Complete the following:
1. Answer these questions from the article on smart cities, one answer per line:
(a) Besides being an urban futurist, what office did Stephen Yarwood once hold?
(b) Although smart cities are still on the horizon, what does Yarwood say is already here?
(c) What does Yarwood call artificial intelligence when discussing its role in future cities?
2. Continue the article on smart cities from its final sentence.

Document segment:

Stephen Yarwood Smart Cities Urban planningWith rapid technological development impacting the way we work, move and connect, it is more important than ever to assess our priorities and approaches to planning for the cities of tomorrow. Infrastructure spoke to Stephen Yarwood, urban futurist and former Lord Mayor of Adelaide, about some of the biggest issues that come with planning our future cities – particularly when we’re planning for a future we cannot fully predict.

Smart cities need a bottom up approach

While many conversations around smart cities focus on advancements in information, communications and Internet of Things (IoT) technology, Mr Yarwood argues the most critical thing is to adopt a ‘bottom-up’ approach that puts citizens first.

Just like any urban development project, smart cities need to be strategically planned, with local, state and federal governments providing leadership.

However, Mr Yarwood stressed that cities are all about people, so any approach to designing a smart city must prioritise their needs.

“Rather than designing cities and expecting people to live in them, we need to make sure that we understand what people want, and enable the citizens of the future to achieve what they want to, and what they need to, to be good citizens for today and tomorrow,” he said.

“Understanding the role of citizens, the needs of citizens, and behaviours of citizens are really fundamental to how cities are actually built.”

Mr Yarwood said this type of citizen-led approach in particularly important for one simple reason: although smart cities are still on the horizon, the smart citizen is already here.

By utilising the new technology already available to us, in the form or smartphones, home assistants and the like, the smart citizen is already driving change in our cities today.

“Most people may well have used their phone apps to jump on a plane, check in at the airport, get an Uber, find a hotel, book a hotel and check-in online,” Mr Yarwood said.

“Citizens are also wearing smart devices, and they’ve got smart technology in their homes.”

Mr Yarwood emphasised the importance of working with existing infrastructure that citizens are already used to.

“We need to understand the opportunities that infrastructure provides within cities for us, rather than re-engineering them and then telling people that they need to use our technology, our rules and our apps to run cities.

“We can’t expect people to do what we want them to do. We have to understand how people want to do things, and then enable them to do them.”

The role of AI in the city of the future

Mr Yarwood also believes artificial intelligence will play a crucial role in the cities of the future. “It’s the next climate change,” Mr Yarwood said. “AI will bring a tsunami of change to our cities.”

Data section:
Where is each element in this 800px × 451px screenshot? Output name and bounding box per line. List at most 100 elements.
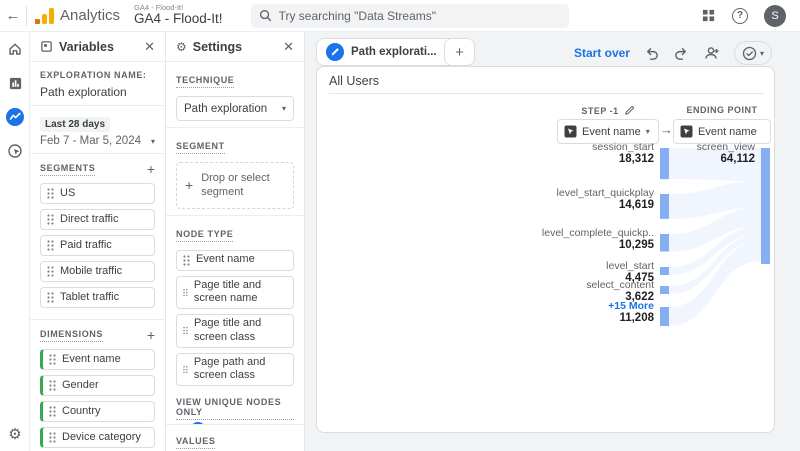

Expected responses:
1.
(a) He is a former Lord Mayor of Adelaide.
(b) He says the smart citizen is already here.
(c) He calls it "the next climate change."

2.
And yet for him, it is essential not to get bogged down by the intimidating unpredictability of new technology. Instead, the key to planning for an AI-integrated future is to admit we do not know everything, and be flexible to change.

Whatever form AI eventually takes, Mr Yarwood believes it will mark a global tipping point, a fundamental change to the way humanity operates.

“AI will reconnect people in different ways, it’s going to reorganise our day, our week, our lives. It will affect what resources we use, where we go, how we get there, what we do, what jobs are going to be involved and how that’s going to influence land uses.”

There is even potential for AI to change us on the level of relationships and lifestyle, rearranging our priorities about children and even our health profiles. “I think it might be the end of obesity,” he said. “We might be able to finally tackle diabetes.”

Mr Yarwood even anticipates the level of human intelligence will change dramatically over the next 20 or 30 years, as the connection between mind and machine – or as Mr Yarwood describes it, “between a person and their own AI minder” – becomes more intricate.

“It will quite literally mean that humans will have, via an implanted headphone in their ear, a voice that will tell them what to do, when to do it, and how to do it, which is connected to a Bluetooth so that when your phone rings you can directly connect, or have Google or Siri talk to you.”

This might sound intimidating, but realistically, an unknown future is no scarier than contemporary realities. “Right now, polar ice caps are melting. Most of our clothes are made by people in Bangladesh earning less than $2 a day,” he noted. “Change is inevitable.”

But when there’s so much change coming, and it is really hard to even visualise what it will look like, how do our planners actually plan for this future?

“I think the key to understanding the future of our technology is to not pretend to understand it. I think the biggest mistake that we make in planning the future is that we set today’s rules for tomorrow’s future.”

For Mr Yarwood, the answer is adaptability – being open and willing to change, and having flexibility to incorporate change into the planning process so that it does not become static.

“It’s a continually evolving, flexible experience that is a constant iteration of plan, review, revise,” he said.

How will the share economy shape our future cities?

Another emerging aspect of our future cities is the idea of the share economy, typified by apps such as Uber and Airbnb. These apps are changing the way people – particularly city-dwellers – use resources.

So emphatic is Mr Yarwood about the importance of the share economy, he believes it will prove to be a thorn in Mark Zuckerberg’s side. “One of the biggest mistakes Facebook has made is to miss the share economy opportunity,” he said.

For him, the thing that makes this model so significant is the sheer number and range of opportunities it poses for the cities of the future.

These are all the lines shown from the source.